Figure content listings:

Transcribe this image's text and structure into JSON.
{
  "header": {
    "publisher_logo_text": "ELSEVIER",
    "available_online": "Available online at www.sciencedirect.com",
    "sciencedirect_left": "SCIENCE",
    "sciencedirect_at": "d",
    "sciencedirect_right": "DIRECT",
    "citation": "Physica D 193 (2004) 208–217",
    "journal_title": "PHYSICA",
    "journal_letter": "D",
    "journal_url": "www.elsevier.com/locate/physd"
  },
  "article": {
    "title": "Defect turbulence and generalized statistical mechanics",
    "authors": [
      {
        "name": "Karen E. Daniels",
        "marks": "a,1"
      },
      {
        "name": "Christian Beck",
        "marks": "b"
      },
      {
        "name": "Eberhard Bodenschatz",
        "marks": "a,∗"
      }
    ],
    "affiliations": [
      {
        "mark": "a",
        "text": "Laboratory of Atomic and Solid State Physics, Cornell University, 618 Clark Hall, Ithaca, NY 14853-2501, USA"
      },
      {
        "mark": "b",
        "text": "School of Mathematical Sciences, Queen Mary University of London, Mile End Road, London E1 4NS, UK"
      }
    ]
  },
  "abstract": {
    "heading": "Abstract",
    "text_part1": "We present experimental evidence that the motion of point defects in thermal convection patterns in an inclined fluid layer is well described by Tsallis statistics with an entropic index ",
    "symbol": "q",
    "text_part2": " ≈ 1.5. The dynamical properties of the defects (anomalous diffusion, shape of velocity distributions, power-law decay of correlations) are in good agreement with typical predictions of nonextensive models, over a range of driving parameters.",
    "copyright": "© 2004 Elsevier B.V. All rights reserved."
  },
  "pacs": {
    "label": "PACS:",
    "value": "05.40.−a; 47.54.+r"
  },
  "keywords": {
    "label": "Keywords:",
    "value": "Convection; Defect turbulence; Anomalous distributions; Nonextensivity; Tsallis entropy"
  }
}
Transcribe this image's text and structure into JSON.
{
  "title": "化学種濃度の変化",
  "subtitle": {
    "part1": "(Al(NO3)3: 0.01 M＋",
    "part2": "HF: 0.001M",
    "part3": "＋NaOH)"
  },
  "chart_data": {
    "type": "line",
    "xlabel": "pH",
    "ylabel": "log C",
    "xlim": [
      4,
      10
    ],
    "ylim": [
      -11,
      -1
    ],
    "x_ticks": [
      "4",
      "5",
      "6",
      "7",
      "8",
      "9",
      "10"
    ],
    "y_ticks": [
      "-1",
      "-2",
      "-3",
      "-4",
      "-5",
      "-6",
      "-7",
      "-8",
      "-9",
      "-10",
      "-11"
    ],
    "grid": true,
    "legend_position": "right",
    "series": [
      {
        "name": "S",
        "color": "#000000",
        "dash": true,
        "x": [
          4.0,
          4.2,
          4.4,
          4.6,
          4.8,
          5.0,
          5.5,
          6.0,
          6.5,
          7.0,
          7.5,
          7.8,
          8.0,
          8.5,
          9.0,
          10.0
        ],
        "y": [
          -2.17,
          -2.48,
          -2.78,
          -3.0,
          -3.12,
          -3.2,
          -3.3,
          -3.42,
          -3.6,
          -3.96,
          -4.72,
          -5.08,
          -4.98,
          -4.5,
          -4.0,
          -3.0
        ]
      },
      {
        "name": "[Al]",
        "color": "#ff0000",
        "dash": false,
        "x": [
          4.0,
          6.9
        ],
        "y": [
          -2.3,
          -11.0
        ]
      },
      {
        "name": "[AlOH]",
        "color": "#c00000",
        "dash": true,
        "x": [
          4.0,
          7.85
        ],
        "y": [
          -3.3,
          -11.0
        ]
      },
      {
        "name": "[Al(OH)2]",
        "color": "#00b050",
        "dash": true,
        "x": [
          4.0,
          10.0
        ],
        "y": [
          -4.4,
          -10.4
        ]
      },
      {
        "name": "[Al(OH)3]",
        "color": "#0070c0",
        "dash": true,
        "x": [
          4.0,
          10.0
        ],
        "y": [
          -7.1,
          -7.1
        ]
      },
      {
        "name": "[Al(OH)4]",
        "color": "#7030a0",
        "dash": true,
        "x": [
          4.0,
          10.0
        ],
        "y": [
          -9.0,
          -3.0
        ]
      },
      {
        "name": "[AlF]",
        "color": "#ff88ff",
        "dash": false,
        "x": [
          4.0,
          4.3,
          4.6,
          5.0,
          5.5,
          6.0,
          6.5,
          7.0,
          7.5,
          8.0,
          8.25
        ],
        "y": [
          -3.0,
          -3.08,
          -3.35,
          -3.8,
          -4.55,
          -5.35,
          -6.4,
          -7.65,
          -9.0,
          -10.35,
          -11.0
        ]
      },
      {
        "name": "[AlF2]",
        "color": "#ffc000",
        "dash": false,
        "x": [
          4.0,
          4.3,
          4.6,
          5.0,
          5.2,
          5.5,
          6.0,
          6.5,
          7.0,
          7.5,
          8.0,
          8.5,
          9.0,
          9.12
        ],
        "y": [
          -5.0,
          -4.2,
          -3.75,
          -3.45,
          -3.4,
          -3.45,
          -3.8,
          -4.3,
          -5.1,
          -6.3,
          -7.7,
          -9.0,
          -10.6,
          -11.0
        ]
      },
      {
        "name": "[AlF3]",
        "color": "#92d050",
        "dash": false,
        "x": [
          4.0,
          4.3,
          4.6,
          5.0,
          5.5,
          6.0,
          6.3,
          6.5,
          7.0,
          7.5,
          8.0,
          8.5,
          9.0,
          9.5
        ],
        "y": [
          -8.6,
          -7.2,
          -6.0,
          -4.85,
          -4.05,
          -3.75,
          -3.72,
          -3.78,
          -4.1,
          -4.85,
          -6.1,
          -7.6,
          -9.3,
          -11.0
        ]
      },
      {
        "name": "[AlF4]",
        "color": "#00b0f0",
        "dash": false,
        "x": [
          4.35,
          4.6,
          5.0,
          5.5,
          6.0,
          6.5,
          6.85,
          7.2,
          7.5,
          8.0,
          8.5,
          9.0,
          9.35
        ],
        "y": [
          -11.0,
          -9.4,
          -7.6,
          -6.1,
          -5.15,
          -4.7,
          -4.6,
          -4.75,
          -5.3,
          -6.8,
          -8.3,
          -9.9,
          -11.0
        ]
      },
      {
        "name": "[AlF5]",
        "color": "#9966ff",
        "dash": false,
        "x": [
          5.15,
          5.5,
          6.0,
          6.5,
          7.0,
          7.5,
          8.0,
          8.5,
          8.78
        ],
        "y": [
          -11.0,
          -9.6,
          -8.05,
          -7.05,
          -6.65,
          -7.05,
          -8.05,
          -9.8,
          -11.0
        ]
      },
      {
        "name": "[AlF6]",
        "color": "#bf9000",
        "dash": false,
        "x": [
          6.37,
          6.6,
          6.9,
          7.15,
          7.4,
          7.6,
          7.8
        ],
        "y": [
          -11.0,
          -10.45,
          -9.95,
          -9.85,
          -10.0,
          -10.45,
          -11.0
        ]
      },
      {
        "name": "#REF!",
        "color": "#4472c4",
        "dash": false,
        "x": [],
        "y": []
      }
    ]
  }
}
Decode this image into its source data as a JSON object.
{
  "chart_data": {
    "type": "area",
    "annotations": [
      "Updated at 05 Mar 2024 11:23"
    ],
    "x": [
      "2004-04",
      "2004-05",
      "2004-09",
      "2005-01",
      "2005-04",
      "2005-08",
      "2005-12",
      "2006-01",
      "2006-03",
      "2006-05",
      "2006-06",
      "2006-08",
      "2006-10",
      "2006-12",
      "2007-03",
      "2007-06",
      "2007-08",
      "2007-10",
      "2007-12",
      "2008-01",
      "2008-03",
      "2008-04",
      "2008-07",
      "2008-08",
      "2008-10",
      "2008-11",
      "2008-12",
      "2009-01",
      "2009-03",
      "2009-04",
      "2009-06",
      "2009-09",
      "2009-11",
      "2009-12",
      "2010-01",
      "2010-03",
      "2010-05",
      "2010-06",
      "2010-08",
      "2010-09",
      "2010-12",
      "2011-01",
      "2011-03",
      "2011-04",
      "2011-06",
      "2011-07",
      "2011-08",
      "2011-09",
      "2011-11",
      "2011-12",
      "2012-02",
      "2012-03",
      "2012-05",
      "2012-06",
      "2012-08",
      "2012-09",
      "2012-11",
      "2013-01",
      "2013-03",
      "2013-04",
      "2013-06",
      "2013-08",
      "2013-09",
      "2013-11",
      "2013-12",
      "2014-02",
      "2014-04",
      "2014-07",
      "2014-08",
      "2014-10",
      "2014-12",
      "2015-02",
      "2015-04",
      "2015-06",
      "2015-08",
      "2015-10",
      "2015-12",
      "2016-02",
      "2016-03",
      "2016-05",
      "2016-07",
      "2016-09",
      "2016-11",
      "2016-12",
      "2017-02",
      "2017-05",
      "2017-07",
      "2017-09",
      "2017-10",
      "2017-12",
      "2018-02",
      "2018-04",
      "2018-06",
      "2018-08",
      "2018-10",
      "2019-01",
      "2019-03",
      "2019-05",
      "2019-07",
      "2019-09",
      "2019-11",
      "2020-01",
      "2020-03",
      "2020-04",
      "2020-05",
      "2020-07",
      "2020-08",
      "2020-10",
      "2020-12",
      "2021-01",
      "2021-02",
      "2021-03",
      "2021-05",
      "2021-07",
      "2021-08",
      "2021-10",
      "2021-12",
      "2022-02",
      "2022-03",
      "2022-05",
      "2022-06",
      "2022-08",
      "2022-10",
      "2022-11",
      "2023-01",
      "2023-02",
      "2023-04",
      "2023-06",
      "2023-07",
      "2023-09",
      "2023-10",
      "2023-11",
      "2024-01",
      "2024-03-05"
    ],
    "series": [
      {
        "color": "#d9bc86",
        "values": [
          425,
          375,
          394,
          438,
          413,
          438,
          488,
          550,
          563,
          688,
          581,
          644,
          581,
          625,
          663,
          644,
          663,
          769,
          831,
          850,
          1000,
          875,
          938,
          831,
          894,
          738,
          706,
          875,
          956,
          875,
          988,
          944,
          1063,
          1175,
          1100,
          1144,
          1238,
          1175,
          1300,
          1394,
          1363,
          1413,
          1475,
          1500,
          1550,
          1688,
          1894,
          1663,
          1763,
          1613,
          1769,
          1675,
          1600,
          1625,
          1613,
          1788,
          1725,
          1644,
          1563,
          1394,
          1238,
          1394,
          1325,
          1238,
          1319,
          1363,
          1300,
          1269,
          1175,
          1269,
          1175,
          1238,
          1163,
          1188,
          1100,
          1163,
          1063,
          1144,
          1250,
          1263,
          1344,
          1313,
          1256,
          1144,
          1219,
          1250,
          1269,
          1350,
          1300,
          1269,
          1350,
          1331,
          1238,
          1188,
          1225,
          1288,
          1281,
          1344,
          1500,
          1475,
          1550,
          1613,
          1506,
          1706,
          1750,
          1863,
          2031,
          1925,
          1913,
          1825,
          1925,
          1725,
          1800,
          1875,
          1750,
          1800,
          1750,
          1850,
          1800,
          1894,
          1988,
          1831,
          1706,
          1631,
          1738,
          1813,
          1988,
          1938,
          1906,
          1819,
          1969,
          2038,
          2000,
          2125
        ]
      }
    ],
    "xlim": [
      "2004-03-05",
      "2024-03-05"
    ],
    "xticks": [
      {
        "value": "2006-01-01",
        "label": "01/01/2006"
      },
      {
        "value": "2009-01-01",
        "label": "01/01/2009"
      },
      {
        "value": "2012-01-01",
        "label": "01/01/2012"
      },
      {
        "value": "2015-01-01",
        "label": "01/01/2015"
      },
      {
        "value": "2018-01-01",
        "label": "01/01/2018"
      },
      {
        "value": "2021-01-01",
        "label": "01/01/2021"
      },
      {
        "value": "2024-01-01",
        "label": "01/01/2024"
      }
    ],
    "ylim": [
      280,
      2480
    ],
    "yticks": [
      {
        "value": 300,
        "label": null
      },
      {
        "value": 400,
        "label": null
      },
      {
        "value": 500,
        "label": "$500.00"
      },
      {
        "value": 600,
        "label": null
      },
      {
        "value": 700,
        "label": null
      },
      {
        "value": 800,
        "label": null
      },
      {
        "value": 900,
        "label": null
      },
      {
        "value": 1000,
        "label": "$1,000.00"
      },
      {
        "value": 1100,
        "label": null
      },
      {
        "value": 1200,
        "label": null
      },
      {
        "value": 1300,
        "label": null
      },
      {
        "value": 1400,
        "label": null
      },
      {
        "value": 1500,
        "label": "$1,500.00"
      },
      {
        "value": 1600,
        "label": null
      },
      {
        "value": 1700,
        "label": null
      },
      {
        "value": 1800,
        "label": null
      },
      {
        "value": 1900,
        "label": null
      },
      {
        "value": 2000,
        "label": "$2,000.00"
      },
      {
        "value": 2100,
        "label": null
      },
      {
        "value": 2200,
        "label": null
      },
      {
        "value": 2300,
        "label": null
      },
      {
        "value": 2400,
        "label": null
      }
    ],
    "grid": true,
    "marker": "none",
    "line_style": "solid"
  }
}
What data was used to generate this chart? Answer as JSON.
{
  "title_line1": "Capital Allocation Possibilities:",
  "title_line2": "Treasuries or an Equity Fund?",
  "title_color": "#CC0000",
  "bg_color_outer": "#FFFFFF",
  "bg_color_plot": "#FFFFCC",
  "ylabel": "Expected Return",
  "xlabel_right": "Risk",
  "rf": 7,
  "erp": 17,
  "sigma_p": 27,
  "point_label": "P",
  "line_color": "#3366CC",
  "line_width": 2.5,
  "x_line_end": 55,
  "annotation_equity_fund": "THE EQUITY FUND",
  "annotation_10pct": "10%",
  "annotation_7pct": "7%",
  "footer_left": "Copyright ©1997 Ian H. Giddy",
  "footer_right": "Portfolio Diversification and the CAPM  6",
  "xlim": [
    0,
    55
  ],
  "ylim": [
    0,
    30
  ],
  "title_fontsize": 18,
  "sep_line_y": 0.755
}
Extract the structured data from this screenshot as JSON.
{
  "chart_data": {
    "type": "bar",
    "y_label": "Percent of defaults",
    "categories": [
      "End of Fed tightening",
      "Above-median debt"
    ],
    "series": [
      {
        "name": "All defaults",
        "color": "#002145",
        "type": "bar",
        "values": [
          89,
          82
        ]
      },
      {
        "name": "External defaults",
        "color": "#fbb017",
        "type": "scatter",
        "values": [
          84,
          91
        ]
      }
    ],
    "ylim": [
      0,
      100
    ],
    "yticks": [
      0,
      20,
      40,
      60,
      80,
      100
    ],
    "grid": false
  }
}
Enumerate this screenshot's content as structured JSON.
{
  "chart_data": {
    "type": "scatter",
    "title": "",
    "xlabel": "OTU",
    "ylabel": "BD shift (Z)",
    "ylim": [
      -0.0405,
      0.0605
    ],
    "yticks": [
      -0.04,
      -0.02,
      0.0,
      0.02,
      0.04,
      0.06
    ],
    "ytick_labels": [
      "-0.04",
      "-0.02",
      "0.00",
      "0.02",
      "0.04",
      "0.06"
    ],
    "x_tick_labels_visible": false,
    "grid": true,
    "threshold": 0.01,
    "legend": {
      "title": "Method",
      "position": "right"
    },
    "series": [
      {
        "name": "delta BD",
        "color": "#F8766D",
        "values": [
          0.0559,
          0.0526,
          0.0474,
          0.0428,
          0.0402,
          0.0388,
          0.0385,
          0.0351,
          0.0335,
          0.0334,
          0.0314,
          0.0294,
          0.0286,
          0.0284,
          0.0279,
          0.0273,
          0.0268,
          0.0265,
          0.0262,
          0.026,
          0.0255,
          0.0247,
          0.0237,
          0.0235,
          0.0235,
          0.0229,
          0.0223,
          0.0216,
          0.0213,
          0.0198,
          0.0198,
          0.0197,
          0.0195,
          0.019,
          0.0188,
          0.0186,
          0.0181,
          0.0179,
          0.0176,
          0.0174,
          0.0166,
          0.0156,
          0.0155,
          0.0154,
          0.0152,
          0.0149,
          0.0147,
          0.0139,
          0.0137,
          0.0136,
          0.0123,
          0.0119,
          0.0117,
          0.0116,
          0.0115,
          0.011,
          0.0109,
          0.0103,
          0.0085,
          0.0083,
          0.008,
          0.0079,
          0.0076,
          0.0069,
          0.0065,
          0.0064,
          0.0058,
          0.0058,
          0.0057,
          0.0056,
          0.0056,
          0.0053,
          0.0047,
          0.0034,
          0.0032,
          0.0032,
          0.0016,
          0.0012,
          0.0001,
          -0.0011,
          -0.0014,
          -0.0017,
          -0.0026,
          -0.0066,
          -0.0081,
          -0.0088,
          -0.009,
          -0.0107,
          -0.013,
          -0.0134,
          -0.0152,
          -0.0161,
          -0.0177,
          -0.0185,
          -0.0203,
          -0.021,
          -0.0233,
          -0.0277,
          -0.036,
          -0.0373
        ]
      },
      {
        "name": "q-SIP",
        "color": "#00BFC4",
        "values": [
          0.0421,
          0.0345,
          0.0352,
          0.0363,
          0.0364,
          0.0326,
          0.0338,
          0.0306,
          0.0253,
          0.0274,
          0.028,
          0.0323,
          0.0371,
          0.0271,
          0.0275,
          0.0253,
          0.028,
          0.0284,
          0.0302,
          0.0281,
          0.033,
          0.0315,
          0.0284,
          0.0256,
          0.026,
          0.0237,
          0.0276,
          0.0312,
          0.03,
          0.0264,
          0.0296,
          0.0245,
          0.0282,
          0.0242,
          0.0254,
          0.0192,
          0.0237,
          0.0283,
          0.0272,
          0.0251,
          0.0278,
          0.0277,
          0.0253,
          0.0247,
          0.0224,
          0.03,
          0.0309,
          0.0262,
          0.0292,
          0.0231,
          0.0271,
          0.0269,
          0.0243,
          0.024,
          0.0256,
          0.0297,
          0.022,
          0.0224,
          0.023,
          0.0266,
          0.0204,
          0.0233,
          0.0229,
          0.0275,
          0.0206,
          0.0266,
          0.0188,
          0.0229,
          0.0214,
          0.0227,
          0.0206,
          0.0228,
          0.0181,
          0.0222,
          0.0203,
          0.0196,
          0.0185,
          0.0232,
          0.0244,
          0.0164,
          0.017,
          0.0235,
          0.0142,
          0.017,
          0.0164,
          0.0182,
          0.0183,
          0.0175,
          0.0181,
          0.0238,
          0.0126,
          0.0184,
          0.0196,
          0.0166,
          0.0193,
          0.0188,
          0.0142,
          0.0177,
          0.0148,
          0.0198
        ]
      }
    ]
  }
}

=== TASK STATEMENT ===
Check all the records above and select each line where the string "turbulence" is found.

=== PROBLEM SOLUTION ===
    "title": "Defect turbulence and generalized statistical mechanics",
    "value": "Convection; Defect turbulence; Anomalous distributions; Nonextensivity; Tsallis entropy"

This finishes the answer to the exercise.